== Stated exercise ==
Skip every picture and transcribe the remaining material exactly.
════════════════
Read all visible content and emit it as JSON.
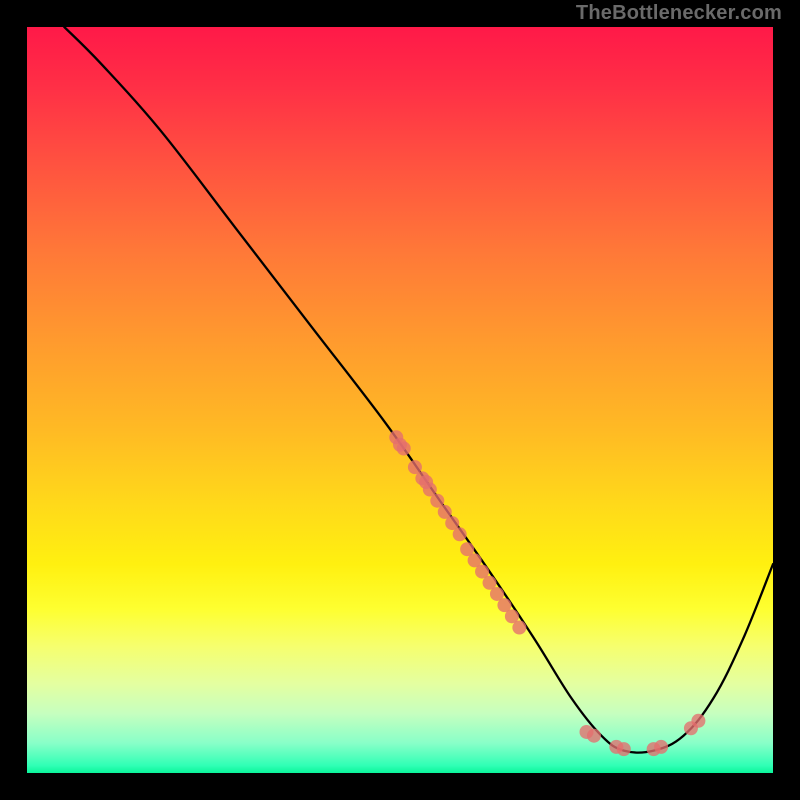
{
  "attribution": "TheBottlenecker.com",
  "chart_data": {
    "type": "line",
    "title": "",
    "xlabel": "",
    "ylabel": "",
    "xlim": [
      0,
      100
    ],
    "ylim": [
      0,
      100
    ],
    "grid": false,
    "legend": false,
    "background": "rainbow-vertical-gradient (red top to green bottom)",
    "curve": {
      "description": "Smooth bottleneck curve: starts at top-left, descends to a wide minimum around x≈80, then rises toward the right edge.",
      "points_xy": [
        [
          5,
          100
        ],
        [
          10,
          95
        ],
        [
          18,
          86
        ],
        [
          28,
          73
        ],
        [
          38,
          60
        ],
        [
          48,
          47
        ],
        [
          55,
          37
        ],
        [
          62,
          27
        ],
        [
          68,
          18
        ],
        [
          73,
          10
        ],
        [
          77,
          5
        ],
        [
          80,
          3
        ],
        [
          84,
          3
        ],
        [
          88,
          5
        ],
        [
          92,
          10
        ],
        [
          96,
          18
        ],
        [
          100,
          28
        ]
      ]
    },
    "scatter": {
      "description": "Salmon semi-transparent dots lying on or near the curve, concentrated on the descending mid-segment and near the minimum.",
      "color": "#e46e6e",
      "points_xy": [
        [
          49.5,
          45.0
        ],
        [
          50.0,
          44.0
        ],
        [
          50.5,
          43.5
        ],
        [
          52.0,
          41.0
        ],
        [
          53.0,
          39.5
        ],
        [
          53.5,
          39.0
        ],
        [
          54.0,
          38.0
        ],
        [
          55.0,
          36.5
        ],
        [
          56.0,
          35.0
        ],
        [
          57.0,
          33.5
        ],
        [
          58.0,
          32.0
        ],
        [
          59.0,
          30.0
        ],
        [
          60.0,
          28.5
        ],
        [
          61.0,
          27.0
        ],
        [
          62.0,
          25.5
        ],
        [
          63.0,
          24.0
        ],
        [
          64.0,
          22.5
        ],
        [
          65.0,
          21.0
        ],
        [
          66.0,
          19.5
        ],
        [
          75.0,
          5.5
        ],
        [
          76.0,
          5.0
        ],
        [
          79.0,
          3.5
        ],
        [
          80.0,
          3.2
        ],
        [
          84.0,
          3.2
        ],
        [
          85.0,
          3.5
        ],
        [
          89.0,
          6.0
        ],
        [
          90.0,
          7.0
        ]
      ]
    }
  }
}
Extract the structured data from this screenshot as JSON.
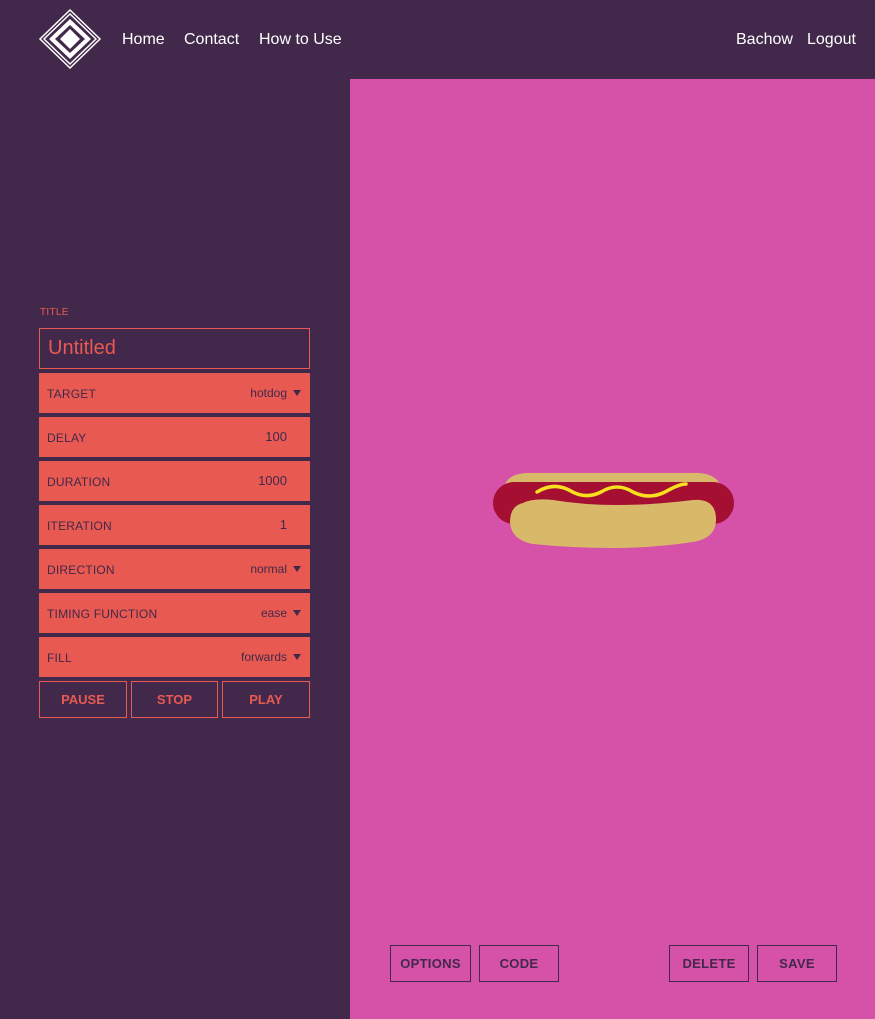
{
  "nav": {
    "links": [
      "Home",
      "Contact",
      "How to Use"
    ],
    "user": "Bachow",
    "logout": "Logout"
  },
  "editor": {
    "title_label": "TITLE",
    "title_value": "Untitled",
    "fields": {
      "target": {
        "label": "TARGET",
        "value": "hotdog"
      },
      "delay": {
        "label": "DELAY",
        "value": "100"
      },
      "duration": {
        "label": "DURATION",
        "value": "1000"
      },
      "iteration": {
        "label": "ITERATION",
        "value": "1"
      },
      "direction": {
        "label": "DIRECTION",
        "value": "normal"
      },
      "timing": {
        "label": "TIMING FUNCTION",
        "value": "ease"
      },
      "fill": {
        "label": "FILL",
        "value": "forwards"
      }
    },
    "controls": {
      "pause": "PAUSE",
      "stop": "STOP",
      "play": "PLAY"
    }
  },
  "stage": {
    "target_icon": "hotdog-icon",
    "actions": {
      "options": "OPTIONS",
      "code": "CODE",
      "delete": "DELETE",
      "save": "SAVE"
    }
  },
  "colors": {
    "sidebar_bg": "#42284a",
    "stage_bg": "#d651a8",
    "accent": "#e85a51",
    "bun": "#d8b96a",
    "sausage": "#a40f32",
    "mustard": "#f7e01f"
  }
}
════════════════
== Full response ==
Read all visible content and emit it as JSON.
{
  "attribution": "TheBottlenecker.com",
  "chart_data": {
    "type": "line",
    "title": "",
    "xlabel": "",
    "ylabel": "",
    "xlim": [
      0,
      100
    ],
    "ylim": [
      0,
      100
    ],
    "grid": false,
    "legend": false,
    "background": "rainbow-vertical-gradient (red top to green bottom)",
    "curve": {
      "description": "Smooth bottleneck curve: starts at top-left, descends to a wide minimum around x≈80, then rises toward the right edge.",
      "points_xy": [
        [
          5,
          100
        ],
        [
          10,
          95
        ],
        [
          18,
          86
        ],
        [
          28,
          73
        ],
        [
          38,
          60
        ],
        [
          48,
          47
        ],
        [
          55,
          37
        ],
        [
          62,
          27
        ],
        [
          68,
          18
        ],
        [
          73,
          10
        ],
        [
          77,
          5
        ],
        [
          80,
          3
        ],
        [
          84,
          3
        ],
        [
          88,
          5
        ],
        [
          92,
          10
        ],
        [
          96,
          18
        ],
        [
          100,
          28
        ]
      ]
    },
    "scatter": {
      "description": "Salmon semi-transparent dots lying on or near the curve, concentrated on the descending mid-segment and near the minimum.",
      "color": "#e46e6e",
      "points_xy": [
        [
          49.5,
          45.0
        ],
        [
          50.0,
          44.0
        ],
        [
          50.5,
          43.5
        ],
        [
          52.0,
          41.0
        ],
        [
          53.0,
          39.5
        ],
        [
          53.5,
          39.0
        ],
        [
          54.0,
          38.0
        ],
        [
          55.0,
          36.5
        ],
        [
          56.0,
          35.0
        ],
        [
          57.0,
          33.5
        ],
        [
          58.0,
          32.0
        ],
        [
          59.0,
          30.0
        ],
        [
          60.0,
          28.5
        ],
        [
          61.0,
          27.0
        ],
        [
          62.0,
          25.5
        ],
        [
          63.0,
          24.0
        ],
        [
          64.0,
          22.5
        ],
        [
          65.0,
          21.0
        ],
        [
          66.0,
          19.5
        ],
        [
          75.0,
          5.5
        ],
        [
          76.0,
          5.0
        ],
        [
          79.0,
          3.5
        ],
        [
          80.0,
          3.2
        ],
        [
          84.0,
          3.2
        ],
        [
          85.0,
          3.5
        ],
        [
          89.0,
          6.0
        ],
        [
          90.0,
          7.0
        ]
      ]
    }
  }
}
Extract the structured data from this screenshot as JSON.
{
  "nav": {
    "links": [
      "Home",
      "Contact",
      "How to Use"
    ],
    "user": "Bachow",
    "logout": "Logout"
  },
  "editor": {
    "title_label": "TITLE",
    "title_value": "Untitled",
    "fields": {
      "target": {
        "label": "TARGET",
        "value": "hotdog"
      },
      "delay": {
        "label": "DELAY",
        "value": "100"
      },
      "duration": {
        "label": "DURATION",
        "value": "1000"
      },
      "iteration": {
        "label": "ITERATION",
        "value": "1"
      },
      "direction": {
        "label": "DIRECTION",
        "value": "normal"
      },
      "timing": {
        "label": "TIMING FUNCTION",
        "value": "ease"
      },
      "fill": {
        "label": "FILL",
        "value": "forwards"
      }
    },
    "controls": {
      "pause": "PAUSE",
      "stop": "STOP",
      "play": "PLAY"
    }
  },
  "stage": {
    "target_icon": "hotdog-icon",
    "actions": {
      "options": "OPTIONS",
      "code": "CODE",
      "delete": "DELETE",
      "save": "SAVE"
    }
  },
  "colors": {
    "sidebar_bg": "#42284a",
    "stage_bg": "#d651a8",
    "accent": "#e85a51",
    "bun": "#d8b96a",
    "sausage": "#a40f32",
    "mustard": "#f7e01f"
  }
}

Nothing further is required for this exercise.